- **Required work**:
Retype the whole listing below, character for character.

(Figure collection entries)

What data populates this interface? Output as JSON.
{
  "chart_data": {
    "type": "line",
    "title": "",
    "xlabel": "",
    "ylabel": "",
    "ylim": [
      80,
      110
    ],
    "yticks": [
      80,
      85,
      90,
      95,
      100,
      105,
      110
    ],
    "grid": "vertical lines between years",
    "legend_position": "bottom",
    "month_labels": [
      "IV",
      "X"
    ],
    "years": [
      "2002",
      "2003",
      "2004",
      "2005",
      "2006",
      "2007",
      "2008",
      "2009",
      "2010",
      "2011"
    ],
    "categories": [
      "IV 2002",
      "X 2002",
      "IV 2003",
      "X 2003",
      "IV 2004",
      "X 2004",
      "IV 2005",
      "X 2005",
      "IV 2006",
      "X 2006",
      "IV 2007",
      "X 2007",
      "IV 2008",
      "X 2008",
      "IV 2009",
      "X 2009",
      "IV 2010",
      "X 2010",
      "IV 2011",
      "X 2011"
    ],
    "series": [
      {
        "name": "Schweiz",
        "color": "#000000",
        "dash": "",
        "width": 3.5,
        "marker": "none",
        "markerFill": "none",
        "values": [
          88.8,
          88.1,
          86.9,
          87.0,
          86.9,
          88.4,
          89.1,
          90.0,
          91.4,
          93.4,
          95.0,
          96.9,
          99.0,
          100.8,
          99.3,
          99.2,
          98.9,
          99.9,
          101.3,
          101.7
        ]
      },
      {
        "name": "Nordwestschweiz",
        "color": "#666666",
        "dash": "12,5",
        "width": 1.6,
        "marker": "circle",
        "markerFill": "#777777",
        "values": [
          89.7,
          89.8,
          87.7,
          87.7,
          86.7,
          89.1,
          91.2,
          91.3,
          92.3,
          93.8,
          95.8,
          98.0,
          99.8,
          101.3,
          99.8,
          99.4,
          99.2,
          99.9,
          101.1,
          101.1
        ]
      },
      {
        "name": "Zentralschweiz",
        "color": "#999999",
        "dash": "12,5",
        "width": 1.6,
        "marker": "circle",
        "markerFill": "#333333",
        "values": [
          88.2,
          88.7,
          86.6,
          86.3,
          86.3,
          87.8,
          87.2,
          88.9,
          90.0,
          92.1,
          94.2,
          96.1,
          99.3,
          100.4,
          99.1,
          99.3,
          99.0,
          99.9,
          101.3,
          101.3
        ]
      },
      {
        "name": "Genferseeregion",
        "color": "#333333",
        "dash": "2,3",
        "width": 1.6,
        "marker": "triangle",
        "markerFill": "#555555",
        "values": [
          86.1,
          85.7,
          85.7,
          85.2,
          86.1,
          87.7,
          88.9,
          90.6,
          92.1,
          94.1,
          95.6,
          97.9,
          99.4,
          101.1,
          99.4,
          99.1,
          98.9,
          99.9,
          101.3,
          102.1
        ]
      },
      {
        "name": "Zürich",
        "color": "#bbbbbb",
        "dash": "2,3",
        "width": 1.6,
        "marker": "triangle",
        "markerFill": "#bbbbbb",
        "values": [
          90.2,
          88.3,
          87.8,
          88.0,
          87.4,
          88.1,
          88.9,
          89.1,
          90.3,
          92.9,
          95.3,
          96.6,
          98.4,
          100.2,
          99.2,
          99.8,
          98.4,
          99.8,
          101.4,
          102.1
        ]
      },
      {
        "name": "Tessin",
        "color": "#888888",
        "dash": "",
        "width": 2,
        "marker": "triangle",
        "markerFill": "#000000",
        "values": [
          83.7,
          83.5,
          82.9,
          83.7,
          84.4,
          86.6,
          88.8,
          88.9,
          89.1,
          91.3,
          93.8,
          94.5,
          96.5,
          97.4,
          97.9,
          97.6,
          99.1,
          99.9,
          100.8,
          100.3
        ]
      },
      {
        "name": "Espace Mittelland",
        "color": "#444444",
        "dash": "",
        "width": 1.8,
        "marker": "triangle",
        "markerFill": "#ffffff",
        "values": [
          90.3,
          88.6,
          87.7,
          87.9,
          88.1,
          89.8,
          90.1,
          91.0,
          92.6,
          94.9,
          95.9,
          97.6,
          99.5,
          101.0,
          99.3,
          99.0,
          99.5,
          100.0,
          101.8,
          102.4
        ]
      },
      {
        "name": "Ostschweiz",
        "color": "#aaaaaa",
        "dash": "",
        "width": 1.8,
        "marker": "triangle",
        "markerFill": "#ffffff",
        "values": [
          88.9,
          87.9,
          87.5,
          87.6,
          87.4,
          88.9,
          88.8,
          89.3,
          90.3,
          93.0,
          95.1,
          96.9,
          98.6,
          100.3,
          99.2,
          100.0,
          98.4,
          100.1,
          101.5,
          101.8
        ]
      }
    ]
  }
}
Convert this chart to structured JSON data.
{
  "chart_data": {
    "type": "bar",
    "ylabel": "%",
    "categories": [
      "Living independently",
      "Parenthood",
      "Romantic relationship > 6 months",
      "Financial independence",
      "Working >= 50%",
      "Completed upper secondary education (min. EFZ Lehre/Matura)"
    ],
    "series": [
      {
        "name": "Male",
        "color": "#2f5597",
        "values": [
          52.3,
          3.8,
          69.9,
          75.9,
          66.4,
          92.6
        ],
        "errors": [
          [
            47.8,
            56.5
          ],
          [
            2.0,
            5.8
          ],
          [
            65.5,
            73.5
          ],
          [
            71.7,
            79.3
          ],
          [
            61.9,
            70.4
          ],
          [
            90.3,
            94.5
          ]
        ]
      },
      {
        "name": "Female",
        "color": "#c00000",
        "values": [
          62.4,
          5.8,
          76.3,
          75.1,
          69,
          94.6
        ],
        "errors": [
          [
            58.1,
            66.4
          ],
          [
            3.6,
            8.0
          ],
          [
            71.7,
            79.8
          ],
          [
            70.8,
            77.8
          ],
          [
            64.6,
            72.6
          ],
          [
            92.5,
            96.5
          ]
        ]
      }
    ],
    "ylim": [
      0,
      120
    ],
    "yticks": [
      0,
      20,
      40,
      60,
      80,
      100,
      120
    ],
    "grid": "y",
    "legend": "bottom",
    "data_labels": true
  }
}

- **Solution for this task**:
What data populates this interface? Output as JSON.
{
  "chart_data": {
    "type": "line",
    "title": "",
    "xlabel": "",
    "ylabel": "",
    "ylim": [
      80,
      110
    ],
    "yticks": [
      80,
      85,
      90,
      95,
      100,
      105,
      110
    ],
    "grid": "vertical lines between years",
    "legend_position": "bottom",
    "month_labels": [
      "IV",
      "X"
    ],
    "years": [
      "2002",
      "2003",
      "2004",
      "2005",
      "2006",
      "2007",
      "2008",
      "2009",
      "2010",
      "2011"
    ],
    "categories": [
      "IV 2002",
      "X 2002",
      "IV 2003",
      "X 2003",
      "IV 2004",
      "X 2004",
      "IV 2005",
      "X 2005",
      "IV 2006",
      "X 2006",
      "IV 2007",
      "X 2007",
      "IV 2008",
      "X 2008",
      "IV 2009",
      "X 2009",
      "IV 2010",
      "X 2010",
      "IV 2011",
      "X 2011"
    ],
    "series": [
      {
        "name": "Schweiz",
        "color": "#000000",
        "dash": "",
        "width": 3.5,
        "marker": "none",
        "markerFill": "none",
        "values": [
          88.8,
          88.1,
          86.9,
          87.0,
          86.9,
          88.4,
          89.1,
          90.0,
          91.4,
          93.4,
          95.0,
          96.9,
          99.0,
          100.8,
          99.3,
          99.2,
          98.9,
          99.9,
          101.3,
          101.7
        ]
      },
      {
        "name": "Nordwestschweiz",
        "color": "#666666",
        "dash": "12,5",
        "width": 1.6,
        "marker": "circle",
        "markerFill": "#777777",
        "values": [
          89.7,
          89.8,
          87.7,
          87.7,
          86.7,
          89.1,
          91.2,
          91.3,
          92.3,
          93.8,
          95.8,
          98.0,
          99.8,
          101.3,
          99.8,
          99.4,
          99.2,
          99.9,
          101.1,
          101.1
        ]
      },
      {
        "name": "Zentralschweiz",
        "color": "#999999",
        "dash": "12,5",
        "width": 1.6,
        "marker": "circle",
        "markerFill": "#333333",
        "values": [
          88.2,
          88.7,
          86.6,
          86.3,
          86.3,
          87.8,
          87.2,
          88.9,
          90.0,
          92.1,
          94.2,
          96.1,
          99.3,
          100.4,
          99.1,
          99.3,
          99.0,
          99.9,
          101.3,
          101.3
        ]
      },
      {
        "name": "Genferseeregion",
        "color": "#333333",
        "dash": "2,3",
        "width": 1.6,
        "marker": "triangle",
        "markerFill": "#555555",
        "values": [
          86.1,
          85.7,
          85.7,
          85.2,
          86.1,
          87.7,
          88.9,
          90.6,
          92.1,
          94.1,
          95.6,
          97.9,
          99.4,
          101.1,
          99.4,
          99.1,
          98.9,
          99.9,
          101.3,
          102.1
        ]
      },
      {
        "name": "Zürich",
        "color": "#bbbbbb",
        "dash": "2,3",
        "width": 1.6,
        "marker": "triangle",
        "markerFill": "#bbbbbb",
        "values": [
          90.2,
          88.3,
          87.8,
          88.0,
          87.4,
          88.1,
          88.9,
          89.1,
          90.3,
          92.9,
          95.3,
          96.6,
          98.4,
          100.2,
          99.2,
          99.8,
          98.4,
          99.8,
          101.4,
          102.1
        ]
      },
      {
        "name": "Tessin",
        "color": "#888888",
        "dash": "",
        "width": 2,
        "marker": "triangle",
        "markerFill": "#000000",
        "values": [
          83.7,
          83.5,
          82.9,
          83.7,
          84.4,
          86.6,
          88.8,
          88.9,
          89.1,
          91.3,
          93.8,
          94.5,
          96.5,
          97.4,
          97.9,
          97.6,
          99.1,
          99.9,
          100.8,
          100.3
        ]
      },
      {
        "name": "Espace Mittelland",
        "color": "#444444",
        "dash": "",
        "width": 1.8,
        "marker": "triangle",
        "markerFill": "#ffffff",
        "values": [
          90.3,
          88.6,
          87.7,
          87.9,
          88.1,
          89.8,
          90.1,
          91.0,
          92.6,
          94.9,
          95.9,
          97.6,
          99.5,
          101.0,
          99.3,
          99.0,
          99.5,
          100.0,
          101.8,
          102.4
        ]
      },
      {
        "name": "Ostschweiz",
        "color": "#aaaaaa",
        "dash": "",
        "width": 1.8,
        "marker": "triangle",
        "markerFill": "#ffffff",
        "values": [
          88.9,
          87.9,
          87.5,
          87.6,
          87.4,
          88.9,
          88.8,
          89.3,
          90.3,
          93.0,
          95.1,
          96.9,
          98.6,
          100.3,
          99.2,
          100.0,
          98.4,
          100.1,
          101.5,
          101.8
        ]
      }
    ]
  }
}
Convert this chart to structured JSON data.
{
  "chart_data": {
    "type": "bar",
    "ylabel": "%",
    "categories": [
      "Living independently",
      "Parenthood",
      "Romantic relationship > 6 months",
      "Financial independence",
      "Working >= 50%",
      "Completed upper secondary education (min. EFZ Lehre/Matura)"
    ],
    "series": [
      {
        "name": "Male",
        "color": "#2f5597",
        "values": [
          52.3,
          3.8,
          69.9,
          75.9,
          66.4,
          92.6
        ],
        "errors": [
          [
            47.8,
            56.5
          ],
          [
            2.0,
            5.8
          ],
          [
            65.5,
            73.5
          ],
          [
            71.7,
            79.3
          ],
          [
            61.9,
            70.4
          ],
          [
            90.3,
            94.5
          ]
        ]
      },
      {
        "name": "Female",
        "color": "#c00000",
        "values": [
          62.4,
          5.8,
          76.3,
          75.1,
          69,
          94.6
        ],
        "errors": [
          [
            58.1,
            66.4
          ],
          [
            3.6,
            8.0
          ],
          [
            71.7,
            79.8
          ],
          [
            70.8,
            77.8
          ],
          [
            64.6,
            72.6
          ],
          [
            92.5,
            96.5
          ]
        ]
      }
    ],
    "ylim": [
      0,
      120
    ],
    "yticks": [
      0,
      20,
      40,
      60,
      80,
      100,
      120
    ],
    "grid": "y",
    "legend": "bottom",
    "data_labels": true
  }
}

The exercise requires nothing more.